Note how many lines in the entries contain the string "this", then give that number and nothing else.

##### Source records

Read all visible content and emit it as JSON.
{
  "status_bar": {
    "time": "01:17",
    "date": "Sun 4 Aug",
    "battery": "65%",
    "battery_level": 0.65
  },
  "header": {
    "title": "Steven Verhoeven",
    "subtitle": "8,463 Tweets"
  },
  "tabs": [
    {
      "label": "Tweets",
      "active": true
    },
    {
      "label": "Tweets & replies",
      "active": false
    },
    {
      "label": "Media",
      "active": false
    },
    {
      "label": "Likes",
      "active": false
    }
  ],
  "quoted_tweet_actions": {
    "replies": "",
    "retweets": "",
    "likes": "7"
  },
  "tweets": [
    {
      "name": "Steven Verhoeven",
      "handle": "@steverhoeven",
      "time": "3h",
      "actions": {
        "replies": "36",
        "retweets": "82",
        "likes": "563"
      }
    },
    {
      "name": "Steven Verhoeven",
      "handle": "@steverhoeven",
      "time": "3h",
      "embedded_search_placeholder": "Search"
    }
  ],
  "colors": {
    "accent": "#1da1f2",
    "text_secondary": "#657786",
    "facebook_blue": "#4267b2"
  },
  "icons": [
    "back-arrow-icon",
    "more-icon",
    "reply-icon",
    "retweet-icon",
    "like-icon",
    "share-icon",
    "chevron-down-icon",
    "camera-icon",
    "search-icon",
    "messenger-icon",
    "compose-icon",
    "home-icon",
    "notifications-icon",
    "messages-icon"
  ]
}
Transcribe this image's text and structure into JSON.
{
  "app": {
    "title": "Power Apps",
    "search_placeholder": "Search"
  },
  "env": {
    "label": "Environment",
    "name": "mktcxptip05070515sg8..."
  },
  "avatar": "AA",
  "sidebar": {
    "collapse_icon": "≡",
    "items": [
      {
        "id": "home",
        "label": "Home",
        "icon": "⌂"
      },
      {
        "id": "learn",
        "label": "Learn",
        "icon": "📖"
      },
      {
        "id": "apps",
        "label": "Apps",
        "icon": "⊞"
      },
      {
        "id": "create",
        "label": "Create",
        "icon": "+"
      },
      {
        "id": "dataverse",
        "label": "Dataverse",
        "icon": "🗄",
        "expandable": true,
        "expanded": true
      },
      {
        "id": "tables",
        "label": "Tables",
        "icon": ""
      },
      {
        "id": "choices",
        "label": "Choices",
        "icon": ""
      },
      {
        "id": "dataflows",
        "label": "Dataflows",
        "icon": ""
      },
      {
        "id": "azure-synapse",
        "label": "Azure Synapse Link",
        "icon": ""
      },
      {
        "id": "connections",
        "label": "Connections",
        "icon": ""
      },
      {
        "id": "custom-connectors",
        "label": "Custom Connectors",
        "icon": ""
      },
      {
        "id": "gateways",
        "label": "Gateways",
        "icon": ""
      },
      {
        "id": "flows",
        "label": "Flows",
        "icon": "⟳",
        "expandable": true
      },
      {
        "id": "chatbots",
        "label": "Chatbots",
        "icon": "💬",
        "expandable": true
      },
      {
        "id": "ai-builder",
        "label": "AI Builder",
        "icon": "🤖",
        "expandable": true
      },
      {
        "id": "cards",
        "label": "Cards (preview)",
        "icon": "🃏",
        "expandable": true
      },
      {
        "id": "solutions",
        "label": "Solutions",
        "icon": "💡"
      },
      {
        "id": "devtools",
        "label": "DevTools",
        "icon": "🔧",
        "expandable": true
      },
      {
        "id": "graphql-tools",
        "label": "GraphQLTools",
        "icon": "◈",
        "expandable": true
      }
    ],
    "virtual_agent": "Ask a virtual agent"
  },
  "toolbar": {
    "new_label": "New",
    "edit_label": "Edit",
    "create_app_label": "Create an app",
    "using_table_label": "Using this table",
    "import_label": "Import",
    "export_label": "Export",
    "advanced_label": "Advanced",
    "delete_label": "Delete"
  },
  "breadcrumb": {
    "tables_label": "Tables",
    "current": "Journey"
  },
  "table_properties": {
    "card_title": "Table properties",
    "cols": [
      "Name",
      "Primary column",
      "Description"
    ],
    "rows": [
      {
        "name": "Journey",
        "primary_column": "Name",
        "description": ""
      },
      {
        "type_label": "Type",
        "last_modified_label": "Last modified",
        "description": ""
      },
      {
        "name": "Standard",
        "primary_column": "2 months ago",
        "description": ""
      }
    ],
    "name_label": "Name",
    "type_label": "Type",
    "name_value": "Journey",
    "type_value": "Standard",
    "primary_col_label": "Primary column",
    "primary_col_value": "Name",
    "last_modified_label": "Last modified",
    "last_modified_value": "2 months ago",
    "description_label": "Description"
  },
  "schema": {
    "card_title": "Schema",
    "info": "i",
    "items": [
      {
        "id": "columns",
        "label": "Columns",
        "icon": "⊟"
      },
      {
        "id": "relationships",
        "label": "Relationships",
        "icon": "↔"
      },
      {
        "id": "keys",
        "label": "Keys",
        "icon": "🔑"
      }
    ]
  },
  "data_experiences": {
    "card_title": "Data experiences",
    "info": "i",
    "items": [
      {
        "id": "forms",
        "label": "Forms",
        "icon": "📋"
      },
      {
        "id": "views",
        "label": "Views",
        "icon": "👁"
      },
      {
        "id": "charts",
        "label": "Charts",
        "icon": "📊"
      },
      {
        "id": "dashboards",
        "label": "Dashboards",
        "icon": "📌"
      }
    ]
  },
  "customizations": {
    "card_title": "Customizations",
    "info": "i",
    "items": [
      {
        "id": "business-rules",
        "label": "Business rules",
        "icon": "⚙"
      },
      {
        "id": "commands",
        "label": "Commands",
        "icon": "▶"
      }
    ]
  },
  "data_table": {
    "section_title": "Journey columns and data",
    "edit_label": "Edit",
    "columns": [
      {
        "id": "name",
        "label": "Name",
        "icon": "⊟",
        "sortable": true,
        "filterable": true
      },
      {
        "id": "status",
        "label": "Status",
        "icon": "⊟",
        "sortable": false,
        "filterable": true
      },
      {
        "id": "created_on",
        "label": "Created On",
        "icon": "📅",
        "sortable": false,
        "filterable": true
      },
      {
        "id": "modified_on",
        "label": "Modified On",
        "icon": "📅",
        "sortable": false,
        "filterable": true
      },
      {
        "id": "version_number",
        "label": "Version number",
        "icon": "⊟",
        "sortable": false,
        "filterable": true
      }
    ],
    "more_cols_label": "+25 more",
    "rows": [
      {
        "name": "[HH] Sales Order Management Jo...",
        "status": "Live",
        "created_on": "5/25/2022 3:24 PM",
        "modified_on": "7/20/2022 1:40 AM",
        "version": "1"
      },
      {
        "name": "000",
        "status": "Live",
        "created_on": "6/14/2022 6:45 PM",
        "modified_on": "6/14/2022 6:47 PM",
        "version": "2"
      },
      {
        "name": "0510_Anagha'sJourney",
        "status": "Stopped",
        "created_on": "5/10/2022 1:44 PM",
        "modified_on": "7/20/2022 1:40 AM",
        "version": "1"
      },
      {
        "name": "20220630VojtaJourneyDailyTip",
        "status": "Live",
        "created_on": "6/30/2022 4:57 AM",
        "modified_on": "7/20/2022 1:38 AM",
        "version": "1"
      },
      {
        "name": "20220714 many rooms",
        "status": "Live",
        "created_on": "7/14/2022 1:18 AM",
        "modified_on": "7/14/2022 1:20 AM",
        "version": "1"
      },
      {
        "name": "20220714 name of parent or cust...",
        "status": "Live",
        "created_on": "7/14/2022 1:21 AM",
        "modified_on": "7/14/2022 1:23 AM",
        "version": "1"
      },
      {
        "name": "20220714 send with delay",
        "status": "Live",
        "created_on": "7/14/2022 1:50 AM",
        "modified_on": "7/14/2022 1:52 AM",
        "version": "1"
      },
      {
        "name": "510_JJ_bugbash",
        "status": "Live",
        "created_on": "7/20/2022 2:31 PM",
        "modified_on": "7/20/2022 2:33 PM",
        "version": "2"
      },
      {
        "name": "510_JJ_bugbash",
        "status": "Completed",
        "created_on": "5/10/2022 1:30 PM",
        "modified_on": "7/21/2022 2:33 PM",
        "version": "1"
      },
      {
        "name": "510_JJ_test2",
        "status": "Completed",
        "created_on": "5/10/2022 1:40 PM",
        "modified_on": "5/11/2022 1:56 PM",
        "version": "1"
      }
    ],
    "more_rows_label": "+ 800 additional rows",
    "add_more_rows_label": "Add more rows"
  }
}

##########

:: Complete answer ::
2